GOAL —
Copy the records below exactly, leaving out any pictures.
§
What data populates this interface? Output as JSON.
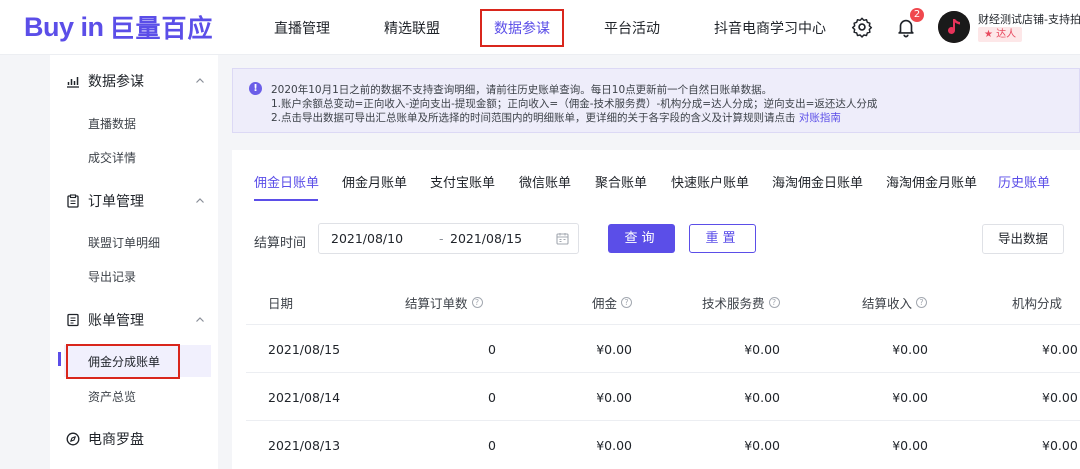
{
  "header": {
    "logo_en": "Buy in",
    "logo_cn": "巨量百应",
    "nav": [
      "直播管理",
      "精选联盟",
      "数据参谋",
      "平台活动",
      "抖音电商学习中心"
    ],
    "active_nav_index": 2,
    "notification_count": "2",
    "user_name": "财经测试店铺-支持拍",
    "user_tag": "达人",
    "icons": [
      "gear-icon",
      "bell-icon",
      "avatar"
    ]
  },
  "sidebar": {
    "groups": [
      {
        "label": "数据参谋",
        "icon": "chart-icon",
        "items": [
          "直播数据",
          "成交详情"
        ]
      },
      {
        "label": "订单管理",
        "icon": "clipboard-icon",
        "items": [
          "联盟订单明细",
          "导出记录"
        ]
      },
      {
        "label": "账单管理",
        "icon": "document-icon",
        "items": [
          "佣金分成账单",
          "资产总览"
        ]
      },
      {
        "label": "电商罗盘",
        "icon": "compass-icon",
        "items": []
      }
    ],
    "active_item": "佣金分成账单"
  },
  "notice": {
    "line1": "2020年10月1日之前的数据不支持查询明细，请前往历史账单查询。每日10点更新前一个自然日账单数据。",
    "line2": "1.账户余额总变动=正向收入-逆向支出-提现金额；正向收入=（佣金-技术服务费）-机构分成=达人分成；逆向支出=返还达人分成",
    "line3_text": "2.点击导出数据可导出汇总账单及所选择的时间范围内的明细账单，更详细的关于各字段的含义及计算规则请点击",
    "line3_link": "对账指南"
  },
  "tabs": [
    "佣金日账单",
    "佣金月账单",
    "支付宝账单",
    "微信账单",
    "聚合账单",
    "快速账户账单",
    "海淘佣金日账单",
    "海淘佣金月账单",
    "历史账单"
  ],
  "active_tab": "佣金日账单",
  "filter": {
    "label": "结算时间",
    "start_date": "2021/08/10",
    "separator": "-",
    "end_date": "2021/08/15",
    "query_label": "查询",
    "reset_label": "重置",
    "export_label": "导出数据"
  },
  "table": {
    "columns": [
      "日期",
      "结算订单数",
      "佣金",
      "技术服务费",
      "结算收入",
      "机构分成"
    ],
    "rows": [
      [
        "2021/08/15",
        "0",
        "¥0.00",
        "¥0.00",
        "¥0.00",
        "¥0.00"
      ],
      [
        "2021/08/14",
        "0",
        "¥0.00",
        "¥0.00",
        "¥0.00",
        "¥0.00"
      ],
      [
        "2021/08/13",
        "0",
        "¥0.00",
        "¥0.00",
        "¥0.00",
        "¥0.00"
      ]
    ]
  },
  "colors": {
    "accent": "#5b4ee8",
    "highlight_box": "#d9261c",
    "badge": "#f0484e"
  }
}
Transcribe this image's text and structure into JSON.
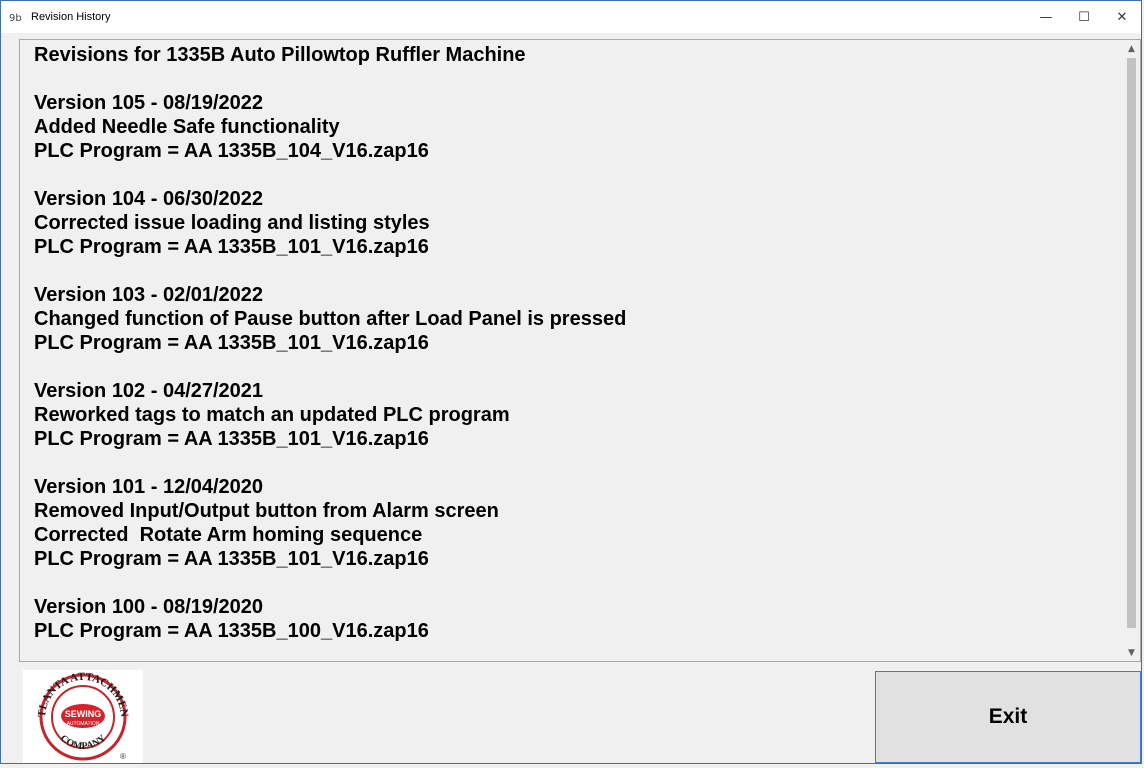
{
  "window": {
    "title": "Revision History",
    "icon": "app-icon",
    "controls": {
      "minimize": "—",
      "maximize": "☐",
      "close": "✕"
    }
  },
  "content": {
    "heading": "Revisions for 1335B Auto Pillowtop Ruffler Machine",
    "revisions": [
      {
        "lines": [
          "Version 105 - 08/19/2022",
          "Added Needle Safe functionality",
          "PLC Program = AA 1335B_104_V16.zap16"
        ]
      },
      {
        "lines": [
          "Version 104 - 06/30/2022",
          "Corrected issue loading and listing styles",
          "PLC Program = AA 1335B_101_V16.zap16"
        ]
      },
      {
        "lines": [
          "Version 103 - 02/01/2022",
          "Changed function of Pause button after Load Panel is pressed",
          "PLC Program = AA 1335B_101_V16.zap16"
        ]
      },
      {
        "lines": [
          "Version 102 - 04/27/2021",
          "Reworked tags to match an updated PLC program",
          "PLC Program = AA 1335B_101_V16.zap16"
        ]
      },
      {
        "lines": [
          "Version 101 - 12/04/2020",
          "Removed Input/Output button from Alarm screen",
          "Corrected  Rotate Arm homing sequence",
          "PLC Program = AA 1335B_101_V16.zap16"
        ]
      },
      {
        "lines": [
          "Version 100 - 08/19/2020",
          "PLC Program = AA 1335B_100_V16.zap16"
        ]
      }
    ]
  },
  "logo": {
    "top_text": "ATLANTA ATTACHMENT",
    "bottom_text": "COMPANY",
    "center_top": "SEWING",
    "center_bottom": "AUTOMATION",
    "registered": "®",
    "colors": {
      "ring": "#c8242b",
      "center": "#d8222a"
    }
  },
  "exit_button": {
    "label": "Exit"
  },
  "colors": {
    "accent_border": "#3c7fc8"
  }
}
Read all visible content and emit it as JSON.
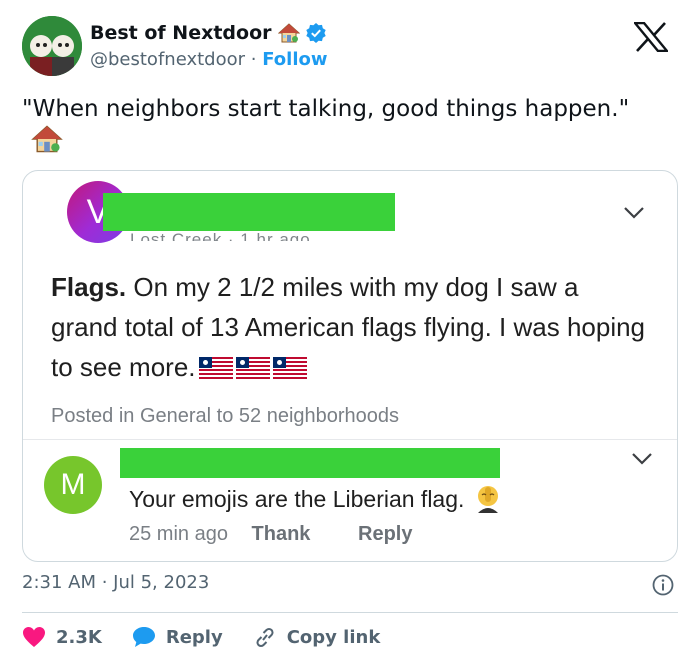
{
  "tweet": {
    "author": {
      "name": "Best of Nextdoor",
      "handle": "@bestofnextdoor",
      "separator": "·",
      "follow_label": "Follow"
    },
    "text": "\"When neighbors start talking, good things happen.\"",
    "timestamp": "2:31 AM · Jul 5, 2023",
    "actions": {
      "likes_count": "2.3K",
      "reply_label": "Reply",
      "copy_link_label": "Copy link"
    },
    "colors": {
      "like": "#f91880",
      "link": "#1d9bf0",
      "verified": "#1d9bf0"
    },
    "icons": [
      "house-emoji-icon",
      "verified-badge-icon",
      "x-logo-icon",
      "info-icon",
      "heart-icon",
      "reply-bubble-icon",
      "link-icon"
    ]
  },
  "embedded": {
    "post": {
      "avatar_letter": "V",
      "meta_partial": "Lost Creek · 1 hr ago",
      "title": "Flags.",
      "body": " On my 2 1/2 miles with my dog I saw a grand total of 13 American flags flying. I was hoping to see more.",
      "footer": "Posted in General to 52 neighborhoods"
    },
    "reply": {
      "avatar_letter": "M",
      "text": "Your emojis are the Liberian flag.",
      "time": "25 min ago",
      "thank_label": "Thank",
      "reply_label": "Reply"
    },
    "colors": {
      "redaction": "#3ad13a"
    }
  }
}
§
SOLUTION FOR THIS PROBLEM —
What data populates this interface? Output as JSON.
{
  "header": {
    "logo_en": "Buy in",
    "logo_cn": "巨量百应",
    "nav": [
      "直播管理",
      "精选联盟",
      "数据参谋",
      "平台活动",
      "抖音电商学习中心"
    ],
    "active_nav_index": 2,
    "notification_count": "2",
    "user_name": "财经测试店铺-支持拍",
    "user_tag": "达人",
    "icons": [
      "gear-icon",
      "bell-icon",
      "avatar"
    ]
  },
  "sidebar": {
    "groups": [
      {
        "label": "数据参谋",
        "icon": "chart-icon",
        "items": [
          "直播数据",
          "成交详情"
        ]
      },
      {
        "label": "订单管理",
        "icon": "clipboard-icon",
        "items": [
          "联盟订单明细",
          "导出记录"
        ]
      },
      {
        "label": "账单管理",
        "icon": "document-icon",
        "items": [
          "佣金分成账单",
          "资产总览"
        ]
      },
      {
        "label": "电商罗盘",
        "icon": "compass-icon",
        "items": []
      }
    ],
    "active_item": "佣金分成账单"
  },
  "notice": {
    "line1": "2020年10月1日之前的数据不支持查询明细，请前往历史账单查询。每日10点更新前一个自然日账单数据。",
    "line2": "1.账户余额总变动=正向收入-逆向支出-提现金额；正向收入=（佣金-技术服务费）-机构分成=达人分成；逆向支出=返还达人分成",
    "line3_text": "2.点击导出数据可导出汇总账单及所选择的时间范围内的明细账单，更详细的关于各字段的含义及计算规则请点击",
    "line3_link": "对账指南"
  },
  "tabs": [
    "佣金日账单",
    "佣金月账单",
    "支付宝账单",
    "微信账单",
    "聚合账单",
    "快速账户账单",
    "海淘佣金日账单",
    "海淘佣金月账单",
    "历史账单"
  ],
  "active_tab": "佣金日账单",
  "filter": {
    "label": "结算时间",
    "start_date": "2021/08/10",
    "separator": "-",
    "end_date": "2021/08/15",
    "query_label": "查询",
    "reset_label": "重置",
    "export_label": "导出数据"
  },
  "table": {
    "columns": [
      "日期",
      "结算订单数",
      "佣金",
      "技术服务费",
      "结算收入",
      "机构分成"
    ],
    "rows": [
      [
        "2021/08/15",
        "0",
        "¥0.00",
        "¥0.00",
        "¥0.00",
        "¥0.00"
      ],
      [
        "2021/08/14",
        "0",
        "¥0.00",
        "¥0.00",
        "¥0.00",
        "¥0.00"
      ],
      [
        "2021/08/13",
        "0",
        "¥0.00",
        "¥0.00",
        "¥0.00",
        "¥0.00"
      ]
    ]
  },
  "colors": {
    "accent": "#5b4ee8",
    "highlight_box": "#d9261c",
    "badge": "#f0484e"
  }
}
Transcribe this image's text and structure into JSON.
{
  "window": {
    "title": "Revision History",
    "icon": "app-icon",
    "controls": {
      "minimize": "—",
      "maximize": "☐",
      "close": "✕"
    }
  },
  "content": {
    "heading": "Revisions for 1335B Auto Pillowtop Ruffler Machine",
    "revisions": [
      {
        "lines": [
          "Version 105 - 08/19/2022",
          "Added Needle Safe functionality",
          "PLC Program = AA 1335B_104_V16.zap16"
        ]
      },
      {
        "lines": [
          "Version 104 - 06/30/2022",
          "Corrected issue loading and listing styles",
          "PLC Program = AA 1335B_101_V16.zap16"
        ]
      },
      {
        "lines": [
          "Version 103 - 02/01/2022",
          "Changed function of Pause button after Load Panel is pressed",
          "PLC Program = AA 1335B_101_V16.zap16"
        ]
      },
      {
        "lines": [
          "Version 102 - 04/27/2021",
          "Reworked tags to match an updated PLC program",
          "PLC Program = AA 1335B_101_V16.zap16"
        ]
      },
      {
        "lines": [
          "Version 101 - 12/04/2020",
          "Removed Input/Output button from Alarm screen",
          "Corrected  Rotate Arm homing sequence",
          "PLC Program = AA 1335B_101_V16.zap16"
        ]
      },
      {
        "lines": [
          "Version 100 - 08/19/2020",
          "PLC Program = AA 1335B_100_V16.zap16"
        ]
      }
    ]
  },
  "logo": {
    "top_text": "ATLANTA ATTACHMENT",
    "bottom_text": "COMPANY",
    "center_top": "SEWING",
    "center_bottom": "AUTOMATION",
    "registered": "®",
    "colors": {
      "ring": "#c8242b",
      "center": "#d8222a"
    }
  },
  "exit_button": {
    "label": "Exit"
  },
  "colors": {
    "accent_border": "#3c7fc8"
  }
}
Read all visible content and emit it as JSON.
{
  "tweet": {
    "author": {
      "name": "Best of Nextdoor",
      "handle": "@bestofnextdoor",
      "separator": "·",
      "follow_label": "Follow"
    },
    "text": "\"When neighbors start talking, good things happen.\"",
    "timestamp": "2:31 AM · Jul 5, 2023",
    "actions": {
      "likes_count": "2.3K",
      "reply_label": "Reply",
      "copy_link_label": "Copy link"
    },
    "colors": {
      "like": "#f91880",
      "link": "#1d9bf0",
      "verified": "#1d9bf0"
    },
    "icons": [
      "house-emoji-icon",
      "verified-badge-icon",
      "x-logo-icon",
      "info-icon",
      "heart-icon",
      "reply-bubble-icon",
      "link-icon"
    ]
  },
  "embedded": {
    "post": {
      "avatar_letter": "V",
      "meta_partial": "Lost Creek · 1 hr ago",
      "title": "Flags.",
      "body": " On my 2 1/2 miles with my dog I saw a grand total of 13 American flags flying. I was hoping to see more.",
      "footer": "Posted in General to 52 neighborhoods"
    },
    "reply": {
      "avatar_letter": "M",
      "text": "Your emojis are the Liberian flag.",
      "time": "25 min ago",
      "thank_label": "Thank",
      "reply_label": "Reply"
    },
    "colors": {
      "redaction": "#3ad13a"
    }
  }
}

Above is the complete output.